» DO THIS
Provide the number of lines where the word "type" occurs, and no other text.

— start —

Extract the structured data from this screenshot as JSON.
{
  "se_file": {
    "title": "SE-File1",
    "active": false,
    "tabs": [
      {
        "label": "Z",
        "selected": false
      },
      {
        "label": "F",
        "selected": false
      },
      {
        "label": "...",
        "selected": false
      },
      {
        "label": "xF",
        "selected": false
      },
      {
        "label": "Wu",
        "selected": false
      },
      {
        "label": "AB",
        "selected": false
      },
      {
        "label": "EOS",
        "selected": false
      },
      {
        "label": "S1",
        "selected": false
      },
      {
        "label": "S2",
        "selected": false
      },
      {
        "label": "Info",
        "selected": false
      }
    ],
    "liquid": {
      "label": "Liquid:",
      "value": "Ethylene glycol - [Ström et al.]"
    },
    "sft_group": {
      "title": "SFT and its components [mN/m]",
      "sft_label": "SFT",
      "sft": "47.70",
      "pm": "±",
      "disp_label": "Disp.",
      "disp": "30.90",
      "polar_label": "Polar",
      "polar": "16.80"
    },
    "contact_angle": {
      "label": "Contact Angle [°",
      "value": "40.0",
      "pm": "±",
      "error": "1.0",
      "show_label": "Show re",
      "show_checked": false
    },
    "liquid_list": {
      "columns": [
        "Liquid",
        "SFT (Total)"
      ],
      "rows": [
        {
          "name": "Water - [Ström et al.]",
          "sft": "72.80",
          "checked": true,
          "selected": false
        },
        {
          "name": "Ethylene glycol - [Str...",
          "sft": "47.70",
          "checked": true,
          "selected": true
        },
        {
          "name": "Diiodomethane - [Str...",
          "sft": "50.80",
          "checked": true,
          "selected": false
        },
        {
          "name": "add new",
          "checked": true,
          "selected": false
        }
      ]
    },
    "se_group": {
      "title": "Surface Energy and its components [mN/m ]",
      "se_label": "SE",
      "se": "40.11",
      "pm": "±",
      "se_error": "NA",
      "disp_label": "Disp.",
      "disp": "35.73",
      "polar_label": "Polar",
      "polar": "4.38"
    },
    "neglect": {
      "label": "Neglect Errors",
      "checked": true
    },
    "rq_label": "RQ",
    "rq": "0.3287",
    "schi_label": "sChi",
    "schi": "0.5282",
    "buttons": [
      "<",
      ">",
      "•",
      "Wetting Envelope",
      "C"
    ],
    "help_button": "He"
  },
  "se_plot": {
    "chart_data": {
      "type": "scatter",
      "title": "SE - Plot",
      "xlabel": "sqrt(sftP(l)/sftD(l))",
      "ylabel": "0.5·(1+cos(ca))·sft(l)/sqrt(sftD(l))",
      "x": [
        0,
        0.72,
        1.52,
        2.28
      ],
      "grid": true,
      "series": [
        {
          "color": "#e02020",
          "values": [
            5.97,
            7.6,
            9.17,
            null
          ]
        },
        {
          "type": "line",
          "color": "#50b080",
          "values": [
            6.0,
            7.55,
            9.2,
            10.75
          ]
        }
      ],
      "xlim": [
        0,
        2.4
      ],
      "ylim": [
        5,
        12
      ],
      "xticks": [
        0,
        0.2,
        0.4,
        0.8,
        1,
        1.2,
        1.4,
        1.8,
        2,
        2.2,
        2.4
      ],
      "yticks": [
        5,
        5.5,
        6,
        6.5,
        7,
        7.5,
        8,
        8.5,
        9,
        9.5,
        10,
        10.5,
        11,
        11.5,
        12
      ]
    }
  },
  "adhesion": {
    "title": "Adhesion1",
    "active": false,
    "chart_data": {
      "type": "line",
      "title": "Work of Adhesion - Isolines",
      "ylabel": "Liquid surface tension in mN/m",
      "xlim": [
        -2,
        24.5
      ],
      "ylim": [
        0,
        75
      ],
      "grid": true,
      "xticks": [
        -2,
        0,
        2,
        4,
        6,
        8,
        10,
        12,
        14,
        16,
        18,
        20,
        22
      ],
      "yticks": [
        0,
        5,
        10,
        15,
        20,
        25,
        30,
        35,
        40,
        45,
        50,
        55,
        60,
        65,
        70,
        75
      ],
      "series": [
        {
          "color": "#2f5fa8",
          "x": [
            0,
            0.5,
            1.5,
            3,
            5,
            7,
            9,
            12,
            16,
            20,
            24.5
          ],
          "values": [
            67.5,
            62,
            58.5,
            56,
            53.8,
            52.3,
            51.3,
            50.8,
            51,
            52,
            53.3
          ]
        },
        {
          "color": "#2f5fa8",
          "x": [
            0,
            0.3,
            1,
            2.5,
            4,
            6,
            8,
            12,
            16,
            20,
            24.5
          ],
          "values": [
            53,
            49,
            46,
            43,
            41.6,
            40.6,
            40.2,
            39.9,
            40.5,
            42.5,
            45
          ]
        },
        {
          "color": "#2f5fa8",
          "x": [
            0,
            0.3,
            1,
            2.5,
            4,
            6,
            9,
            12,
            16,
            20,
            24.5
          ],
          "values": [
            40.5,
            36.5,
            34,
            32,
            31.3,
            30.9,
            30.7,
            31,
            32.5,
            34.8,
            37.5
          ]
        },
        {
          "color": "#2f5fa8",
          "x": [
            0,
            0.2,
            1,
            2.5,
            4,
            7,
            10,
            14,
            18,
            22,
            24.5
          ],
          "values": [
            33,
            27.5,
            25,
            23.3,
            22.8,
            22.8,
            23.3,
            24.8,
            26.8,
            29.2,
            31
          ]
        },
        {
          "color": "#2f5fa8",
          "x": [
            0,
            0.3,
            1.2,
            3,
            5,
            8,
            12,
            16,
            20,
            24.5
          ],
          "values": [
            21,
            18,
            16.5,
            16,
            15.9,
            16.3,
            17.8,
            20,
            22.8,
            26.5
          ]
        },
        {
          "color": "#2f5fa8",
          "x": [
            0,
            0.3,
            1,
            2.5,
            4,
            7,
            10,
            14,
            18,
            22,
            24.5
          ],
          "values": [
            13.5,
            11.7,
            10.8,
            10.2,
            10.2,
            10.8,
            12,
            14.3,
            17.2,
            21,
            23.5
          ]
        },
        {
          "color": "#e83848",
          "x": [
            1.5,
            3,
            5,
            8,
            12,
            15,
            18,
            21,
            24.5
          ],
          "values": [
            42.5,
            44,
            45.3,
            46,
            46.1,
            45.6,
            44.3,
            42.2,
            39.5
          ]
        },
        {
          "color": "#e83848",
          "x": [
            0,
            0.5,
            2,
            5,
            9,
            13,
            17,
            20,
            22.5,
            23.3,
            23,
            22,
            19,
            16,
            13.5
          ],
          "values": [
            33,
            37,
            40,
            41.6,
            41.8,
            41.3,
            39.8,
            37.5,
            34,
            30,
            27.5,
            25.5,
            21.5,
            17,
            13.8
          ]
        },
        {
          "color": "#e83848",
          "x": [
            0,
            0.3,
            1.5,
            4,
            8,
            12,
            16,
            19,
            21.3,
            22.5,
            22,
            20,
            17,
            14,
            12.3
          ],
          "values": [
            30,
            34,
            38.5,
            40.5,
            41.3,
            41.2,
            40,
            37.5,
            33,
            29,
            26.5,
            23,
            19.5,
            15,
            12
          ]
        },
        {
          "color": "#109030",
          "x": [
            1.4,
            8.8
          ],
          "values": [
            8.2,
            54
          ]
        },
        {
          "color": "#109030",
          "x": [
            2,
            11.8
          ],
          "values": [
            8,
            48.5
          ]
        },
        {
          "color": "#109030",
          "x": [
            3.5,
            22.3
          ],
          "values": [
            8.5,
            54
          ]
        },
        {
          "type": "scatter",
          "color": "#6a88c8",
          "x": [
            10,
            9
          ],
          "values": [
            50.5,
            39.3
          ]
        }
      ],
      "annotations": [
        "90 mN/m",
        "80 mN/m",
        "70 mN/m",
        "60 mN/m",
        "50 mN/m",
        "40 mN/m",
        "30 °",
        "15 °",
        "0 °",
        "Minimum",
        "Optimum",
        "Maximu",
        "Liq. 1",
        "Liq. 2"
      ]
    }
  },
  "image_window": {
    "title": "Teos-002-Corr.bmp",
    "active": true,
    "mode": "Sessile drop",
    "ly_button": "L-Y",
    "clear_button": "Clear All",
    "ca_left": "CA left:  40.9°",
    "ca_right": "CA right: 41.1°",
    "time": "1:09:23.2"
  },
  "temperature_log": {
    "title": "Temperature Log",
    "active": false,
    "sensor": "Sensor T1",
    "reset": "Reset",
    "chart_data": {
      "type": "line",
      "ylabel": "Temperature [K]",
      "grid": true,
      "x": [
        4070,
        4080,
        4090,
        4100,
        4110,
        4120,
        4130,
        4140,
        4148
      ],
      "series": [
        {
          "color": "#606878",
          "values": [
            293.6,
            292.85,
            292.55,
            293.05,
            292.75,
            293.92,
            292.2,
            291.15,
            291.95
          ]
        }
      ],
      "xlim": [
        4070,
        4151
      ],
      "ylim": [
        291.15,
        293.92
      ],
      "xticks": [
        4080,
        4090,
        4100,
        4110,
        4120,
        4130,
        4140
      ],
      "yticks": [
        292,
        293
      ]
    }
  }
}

— end —

» WRITTEN ANSWER
5